→ **Given exercise**
Extract, from the records beneath this instruction, each line that contains the word "장애인용".

→ **Material to process**
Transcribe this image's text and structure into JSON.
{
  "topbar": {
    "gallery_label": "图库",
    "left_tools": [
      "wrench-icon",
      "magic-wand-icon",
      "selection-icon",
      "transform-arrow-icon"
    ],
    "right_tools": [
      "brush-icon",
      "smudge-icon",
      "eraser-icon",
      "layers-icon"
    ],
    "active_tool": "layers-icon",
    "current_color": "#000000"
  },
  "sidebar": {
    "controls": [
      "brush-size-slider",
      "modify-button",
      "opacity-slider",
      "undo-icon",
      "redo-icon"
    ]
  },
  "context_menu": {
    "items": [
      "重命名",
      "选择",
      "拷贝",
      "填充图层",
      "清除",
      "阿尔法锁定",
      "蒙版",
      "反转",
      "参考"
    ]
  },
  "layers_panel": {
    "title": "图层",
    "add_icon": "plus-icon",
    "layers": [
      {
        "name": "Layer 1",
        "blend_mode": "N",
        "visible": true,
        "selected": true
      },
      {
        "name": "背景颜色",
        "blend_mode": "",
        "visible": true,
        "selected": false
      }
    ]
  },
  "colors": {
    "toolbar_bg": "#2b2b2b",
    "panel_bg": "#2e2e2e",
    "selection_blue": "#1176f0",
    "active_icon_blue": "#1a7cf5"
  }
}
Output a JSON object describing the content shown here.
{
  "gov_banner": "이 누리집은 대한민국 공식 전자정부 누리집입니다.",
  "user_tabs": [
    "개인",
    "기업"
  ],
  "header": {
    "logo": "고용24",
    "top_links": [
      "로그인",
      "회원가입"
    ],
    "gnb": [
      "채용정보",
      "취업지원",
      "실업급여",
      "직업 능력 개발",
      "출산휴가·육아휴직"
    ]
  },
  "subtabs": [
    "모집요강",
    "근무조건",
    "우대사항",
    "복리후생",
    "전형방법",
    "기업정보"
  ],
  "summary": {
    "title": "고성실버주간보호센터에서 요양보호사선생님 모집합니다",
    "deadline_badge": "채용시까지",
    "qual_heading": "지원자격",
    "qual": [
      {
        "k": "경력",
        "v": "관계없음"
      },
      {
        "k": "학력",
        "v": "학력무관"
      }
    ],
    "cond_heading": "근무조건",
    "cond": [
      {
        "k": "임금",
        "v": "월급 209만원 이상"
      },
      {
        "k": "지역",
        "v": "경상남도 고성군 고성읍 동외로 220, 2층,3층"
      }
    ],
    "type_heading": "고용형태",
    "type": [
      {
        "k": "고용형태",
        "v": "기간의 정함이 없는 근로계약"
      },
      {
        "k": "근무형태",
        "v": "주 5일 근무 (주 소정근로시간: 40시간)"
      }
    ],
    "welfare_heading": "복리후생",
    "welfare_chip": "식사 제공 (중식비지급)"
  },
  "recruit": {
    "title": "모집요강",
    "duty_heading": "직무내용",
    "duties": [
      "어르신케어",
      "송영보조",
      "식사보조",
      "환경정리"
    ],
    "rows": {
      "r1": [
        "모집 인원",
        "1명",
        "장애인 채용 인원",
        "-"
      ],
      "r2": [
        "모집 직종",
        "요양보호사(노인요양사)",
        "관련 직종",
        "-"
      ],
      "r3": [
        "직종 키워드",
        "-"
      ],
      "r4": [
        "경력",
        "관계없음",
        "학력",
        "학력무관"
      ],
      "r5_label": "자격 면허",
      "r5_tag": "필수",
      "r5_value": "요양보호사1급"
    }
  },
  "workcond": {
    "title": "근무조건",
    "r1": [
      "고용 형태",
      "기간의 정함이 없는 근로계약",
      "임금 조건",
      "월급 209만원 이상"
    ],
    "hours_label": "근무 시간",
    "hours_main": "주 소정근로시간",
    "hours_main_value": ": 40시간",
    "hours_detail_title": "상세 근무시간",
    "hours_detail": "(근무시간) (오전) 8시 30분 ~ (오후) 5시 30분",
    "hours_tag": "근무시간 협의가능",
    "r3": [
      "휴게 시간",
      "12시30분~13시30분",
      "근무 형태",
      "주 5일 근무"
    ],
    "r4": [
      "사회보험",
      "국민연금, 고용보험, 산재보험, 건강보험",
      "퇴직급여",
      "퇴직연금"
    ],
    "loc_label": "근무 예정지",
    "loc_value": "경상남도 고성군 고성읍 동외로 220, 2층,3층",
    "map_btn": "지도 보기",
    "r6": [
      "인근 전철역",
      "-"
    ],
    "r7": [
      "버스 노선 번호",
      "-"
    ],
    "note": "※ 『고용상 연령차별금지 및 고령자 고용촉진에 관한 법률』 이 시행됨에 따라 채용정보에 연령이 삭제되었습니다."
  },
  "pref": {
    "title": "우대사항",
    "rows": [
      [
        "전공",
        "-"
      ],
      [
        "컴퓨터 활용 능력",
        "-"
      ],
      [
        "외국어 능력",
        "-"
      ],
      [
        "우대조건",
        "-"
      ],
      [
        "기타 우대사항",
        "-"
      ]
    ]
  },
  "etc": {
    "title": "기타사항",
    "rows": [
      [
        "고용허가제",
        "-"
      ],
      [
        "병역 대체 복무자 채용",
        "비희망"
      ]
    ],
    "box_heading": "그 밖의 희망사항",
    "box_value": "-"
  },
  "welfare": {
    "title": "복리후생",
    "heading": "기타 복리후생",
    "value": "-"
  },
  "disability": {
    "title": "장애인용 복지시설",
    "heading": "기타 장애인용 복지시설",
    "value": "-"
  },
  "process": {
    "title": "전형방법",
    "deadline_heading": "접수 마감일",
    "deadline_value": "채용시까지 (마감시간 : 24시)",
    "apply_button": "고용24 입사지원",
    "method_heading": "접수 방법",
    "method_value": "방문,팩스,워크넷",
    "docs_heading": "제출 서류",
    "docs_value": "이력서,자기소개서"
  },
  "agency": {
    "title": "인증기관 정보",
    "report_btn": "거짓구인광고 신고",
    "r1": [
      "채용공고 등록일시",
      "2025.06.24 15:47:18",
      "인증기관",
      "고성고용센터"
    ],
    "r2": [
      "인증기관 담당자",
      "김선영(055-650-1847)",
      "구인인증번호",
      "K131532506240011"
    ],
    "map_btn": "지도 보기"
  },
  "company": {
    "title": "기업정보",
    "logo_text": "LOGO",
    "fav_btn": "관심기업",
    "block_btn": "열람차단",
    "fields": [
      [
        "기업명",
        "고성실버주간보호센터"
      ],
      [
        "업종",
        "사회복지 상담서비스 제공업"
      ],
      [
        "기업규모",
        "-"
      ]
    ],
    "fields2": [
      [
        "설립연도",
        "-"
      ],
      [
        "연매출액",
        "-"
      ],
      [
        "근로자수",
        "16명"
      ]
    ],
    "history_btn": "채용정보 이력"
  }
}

→ **Written solution**
    "title": "장애인용 복지시설",
    "heading": "기타 장애인용 복지시설",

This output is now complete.